§ Selected passage:
United States SEC Receives New York Court Approval to Stop Pre-IPO Stock Fraud StraightPath Venture Partners, Raised $410 Million from 2,200 Investors and Pocketed $75 Million
19th May 2022 | Hong Kong
The United States Securities & Exchange Commission (SEC) has received approval from a New York (Manhattan) court to stop pre-IPO stock fraud from unregistered broker / dealer StraightPath Venture Partners, which had raised more than $410 million from 2,200 investors and paid themselves $75 million and their sales agents another $48 million. The United States SEC has obtained an asset freeze and other emergency reliefs for security violations from the court against the against StraightPath Venture Partners LLC, StraightPath Management LLC, Brian K. Martinsen, Michael A. Castillero, Francine A. Lanaia, and Eric D. Lachow. Lara S. Mehraban, Acting Director of the New York Regional Office: “We allege that the defendants deceived investors about the pre-IPO shares they held, how much they were charging in fees, and who was controlling the business—all while paying themselves more than $75 million. We filed this emergency action to stop the ongoing fraud and to preserve assets for investors.” View full statement below.
“ United States SEC Receives New York Court Approval to Stop Pre-IPO Stock Fraud StraightPath Venture Partners, Raised $410 Million from 2,200 Investors and Pocketed $75 Million “
United States SEC Statement
SEC Obtains Emergency Relief to Halt Pre-IPO Stock Fraud Scheme by Unregistered Broker-Dealer. Defendants, including persons barred from the brokerage industry, allegedly sold shares they didn’t own, and pocketed more than $75 million.
16th May 2022 | The Securities and Exchange Commission has announced that it obtained asset freezes and other emergency relief against StraightPath Venture Partners LLC, StraightPath Management LLC, Brian K. Martinsen, Michael A. Castillero, Francine A. Lanaia, and Eric D. Lachow (collectively, the defendants) to halt ongoing securities violations, including allegedly selling pre-initial public offering (IPO) shares they did not own, pocketing undisclosed fees, and commingling investor funds, resulting in Ponzi scheme-like payments. The relief arose from fraud and registration charges filed by the SEC.

[Records from a data source]
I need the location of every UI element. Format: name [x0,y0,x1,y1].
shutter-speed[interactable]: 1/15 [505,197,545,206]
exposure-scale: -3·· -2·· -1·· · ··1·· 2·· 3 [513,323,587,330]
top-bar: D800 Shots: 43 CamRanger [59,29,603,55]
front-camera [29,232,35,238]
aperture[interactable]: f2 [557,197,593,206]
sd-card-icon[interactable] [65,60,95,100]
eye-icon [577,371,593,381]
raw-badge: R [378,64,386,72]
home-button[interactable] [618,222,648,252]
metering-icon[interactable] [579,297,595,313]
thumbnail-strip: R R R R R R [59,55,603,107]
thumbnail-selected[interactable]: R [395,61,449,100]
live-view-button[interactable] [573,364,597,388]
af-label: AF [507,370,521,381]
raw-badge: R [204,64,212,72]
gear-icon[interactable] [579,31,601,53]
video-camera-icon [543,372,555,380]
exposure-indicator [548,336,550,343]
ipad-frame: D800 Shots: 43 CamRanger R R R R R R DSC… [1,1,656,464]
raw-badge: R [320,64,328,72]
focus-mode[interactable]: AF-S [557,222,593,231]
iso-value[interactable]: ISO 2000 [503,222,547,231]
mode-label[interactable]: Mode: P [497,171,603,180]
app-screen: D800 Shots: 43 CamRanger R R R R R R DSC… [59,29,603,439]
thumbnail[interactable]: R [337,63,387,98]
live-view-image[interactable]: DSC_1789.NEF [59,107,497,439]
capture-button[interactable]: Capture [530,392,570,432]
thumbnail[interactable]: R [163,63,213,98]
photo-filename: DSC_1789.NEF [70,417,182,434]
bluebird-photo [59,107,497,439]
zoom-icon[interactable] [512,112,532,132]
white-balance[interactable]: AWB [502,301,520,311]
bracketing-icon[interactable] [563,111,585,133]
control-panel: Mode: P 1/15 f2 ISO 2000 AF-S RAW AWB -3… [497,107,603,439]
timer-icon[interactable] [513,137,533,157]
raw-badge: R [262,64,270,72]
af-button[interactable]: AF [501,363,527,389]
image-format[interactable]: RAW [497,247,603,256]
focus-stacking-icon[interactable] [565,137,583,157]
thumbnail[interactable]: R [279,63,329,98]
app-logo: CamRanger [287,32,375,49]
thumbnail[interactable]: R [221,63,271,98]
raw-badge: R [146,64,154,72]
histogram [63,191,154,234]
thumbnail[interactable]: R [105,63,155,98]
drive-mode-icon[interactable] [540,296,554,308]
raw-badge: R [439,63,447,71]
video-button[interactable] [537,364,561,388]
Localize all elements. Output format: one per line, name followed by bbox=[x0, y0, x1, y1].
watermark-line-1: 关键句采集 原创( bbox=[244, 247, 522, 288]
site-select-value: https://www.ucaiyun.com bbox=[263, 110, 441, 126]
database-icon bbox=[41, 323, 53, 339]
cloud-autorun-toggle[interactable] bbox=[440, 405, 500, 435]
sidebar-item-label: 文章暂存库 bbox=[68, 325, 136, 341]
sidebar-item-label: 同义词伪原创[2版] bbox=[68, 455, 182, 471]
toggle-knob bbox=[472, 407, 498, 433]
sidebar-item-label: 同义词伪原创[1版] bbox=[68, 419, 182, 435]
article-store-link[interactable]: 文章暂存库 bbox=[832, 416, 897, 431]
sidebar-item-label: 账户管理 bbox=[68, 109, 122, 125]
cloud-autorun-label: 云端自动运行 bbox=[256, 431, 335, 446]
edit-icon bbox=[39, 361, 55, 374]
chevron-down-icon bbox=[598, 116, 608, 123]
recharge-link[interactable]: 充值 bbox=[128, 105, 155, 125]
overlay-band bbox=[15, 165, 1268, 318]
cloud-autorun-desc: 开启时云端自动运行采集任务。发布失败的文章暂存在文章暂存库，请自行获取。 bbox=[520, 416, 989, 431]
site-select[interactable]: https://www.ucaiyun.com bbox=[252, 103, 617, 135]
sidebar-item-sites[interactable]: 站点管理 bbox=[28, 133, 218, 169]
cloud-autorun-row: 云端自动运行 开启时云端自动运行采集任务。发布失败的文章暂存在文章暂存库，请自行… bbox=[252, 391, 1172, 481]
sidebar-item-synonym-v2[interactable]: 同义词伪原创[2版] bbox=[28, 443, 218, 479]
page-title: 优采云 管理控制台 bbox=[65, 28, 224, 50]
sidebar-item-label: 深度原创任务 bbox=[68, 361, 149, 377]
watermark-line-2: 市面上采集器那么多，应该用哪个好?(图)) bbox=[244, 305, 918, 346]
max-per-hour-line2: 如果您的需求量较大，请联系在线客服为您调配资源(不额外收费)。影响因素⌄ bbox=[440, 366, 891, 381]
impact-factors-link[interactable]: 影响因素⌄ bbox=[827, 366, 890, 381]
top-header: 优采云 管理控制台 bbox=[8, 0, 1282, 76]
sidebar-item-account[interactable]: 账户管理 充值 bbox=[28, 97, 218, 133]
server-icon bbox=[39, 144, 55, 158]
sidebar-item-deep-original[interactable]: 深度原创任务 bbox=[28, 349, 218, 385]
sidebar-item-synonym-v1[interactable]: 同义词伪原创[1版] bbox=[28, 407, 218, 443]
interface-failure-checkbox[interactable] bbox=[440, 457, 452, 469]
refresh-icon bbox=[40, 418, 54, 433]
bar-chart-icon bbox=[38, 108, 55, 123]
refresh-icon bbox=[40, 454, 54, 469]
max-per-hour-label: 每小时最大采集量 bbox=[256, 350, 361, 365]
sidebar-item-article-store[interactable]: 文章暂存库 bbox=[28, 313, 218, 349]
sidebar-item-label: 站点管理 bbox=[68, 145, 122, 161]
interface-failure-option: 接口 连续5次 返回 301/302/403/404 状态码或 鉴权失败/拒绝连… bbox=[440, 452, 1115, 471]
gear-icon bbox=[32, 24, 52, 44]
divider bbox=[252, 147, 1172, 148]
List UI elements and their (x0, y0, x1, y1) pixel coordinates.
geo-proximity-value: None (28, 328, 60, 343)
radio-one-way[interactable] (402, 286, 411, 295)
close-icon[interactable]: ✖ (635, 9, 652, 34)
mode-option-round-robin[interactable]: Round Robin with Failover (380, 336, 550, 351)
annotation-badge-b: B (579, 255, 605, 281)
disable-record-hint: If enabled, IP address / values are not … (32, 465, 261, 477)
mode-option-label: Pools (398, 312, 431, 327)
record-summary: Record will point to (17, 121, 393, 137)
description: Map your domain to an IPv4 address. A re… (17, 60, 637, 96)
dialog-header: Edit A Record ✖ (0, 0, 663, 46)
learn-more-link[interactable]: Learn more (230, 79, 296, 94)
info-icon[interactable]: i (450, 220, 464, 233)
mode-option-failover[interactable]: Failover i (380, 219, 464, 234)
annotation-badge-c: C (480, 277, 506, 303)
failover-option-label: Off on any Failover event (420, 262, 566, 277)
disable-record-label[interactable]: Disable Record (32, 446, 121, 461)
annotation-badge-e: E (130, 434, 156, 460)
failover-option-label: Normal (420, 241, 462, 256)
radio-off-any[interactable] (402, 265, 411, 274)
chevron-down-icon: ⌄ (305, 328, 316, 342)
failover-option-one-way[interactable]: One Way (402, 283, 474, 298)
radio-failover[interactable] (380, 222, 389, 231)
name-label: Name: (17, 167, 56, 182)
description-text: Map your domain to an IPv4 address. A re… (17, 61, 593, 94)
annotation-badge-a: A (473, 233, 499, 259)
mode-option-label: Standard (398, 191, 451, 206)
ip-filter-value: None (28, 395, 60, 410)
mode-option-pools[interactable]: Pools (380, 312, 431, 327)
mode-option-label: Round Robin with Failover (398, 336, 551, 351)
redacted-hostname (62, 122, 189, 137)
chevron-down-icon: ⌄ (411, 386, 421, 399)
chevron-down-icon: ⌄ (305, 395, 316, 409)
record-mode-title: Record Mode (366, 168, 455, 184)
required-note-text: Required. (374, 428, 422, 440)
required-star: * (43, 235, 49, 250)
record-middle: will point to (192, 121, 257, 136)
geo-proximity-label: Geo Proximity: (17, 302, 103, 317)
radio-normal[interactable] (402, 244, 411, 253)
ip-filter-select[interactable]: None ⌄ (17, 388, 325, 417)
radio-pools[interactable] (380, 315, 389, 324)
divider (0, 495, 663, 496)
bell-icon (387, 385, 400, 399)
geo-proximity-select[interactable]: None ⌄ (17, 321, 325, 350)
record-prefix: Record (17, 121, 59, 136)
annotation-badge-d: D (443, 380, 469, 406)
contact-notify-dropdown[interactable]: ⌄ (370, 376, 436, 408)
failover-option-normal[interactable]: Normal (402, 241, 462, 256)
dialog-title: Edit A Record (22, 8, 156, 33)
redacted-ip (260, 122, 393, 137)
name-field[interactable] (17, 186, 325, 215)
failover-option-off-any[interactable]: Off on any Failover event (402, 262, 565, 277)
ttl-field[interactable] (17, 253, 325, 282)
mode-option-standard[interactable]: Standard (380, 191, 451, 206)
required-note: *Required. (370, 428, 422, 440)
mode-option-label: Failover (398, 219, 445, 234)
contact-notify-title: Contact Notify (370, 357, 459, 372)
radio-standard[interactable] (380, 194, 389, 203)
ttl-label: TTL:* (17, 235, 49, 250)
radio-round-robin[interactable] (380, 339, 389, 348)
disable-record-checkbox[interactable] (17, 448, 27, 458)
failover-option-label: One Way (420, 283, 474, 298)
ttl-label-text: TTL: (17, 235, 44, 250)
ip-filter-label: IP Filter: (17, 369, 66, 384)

§ What this exercise asks:
a - Answer these questions from the StraightPath article:
(i) From how many investors did StraightPath Venture Partners raise money?
(ii) How much did the defendants pay their sales agents?
(iii) What date does the SEC statement carry?
b - Repeat the passage of the StraightPath article from "16th May 2022" up to and including "by the SEC.".
The records play no part in the work on the text.

§ Responses per task:
a -
(i) 2,200 investors
(ii) $48 million
(iii) 16th May 2022

b -
16th May 2022 | The Securities and Exchange Commission has announced that it obtained asset freezes and other emergency relief against StraightPath Venture Partners LLC, StraightPath Management LLC, Brian K. Martinsen, Michael A. Castillero, Francine A. Lanaia, and Eric D. Lachow (collectively, the defendants) to halt ongoing securities violations, including allegedly selling pre-initial public offering (IPO) shares they did not own, pocketing undisclosed fees, and commingling investor funds, resulting in Ponzi scheme-like payments. The relief arose from fraud and registration charges filed by the SEC.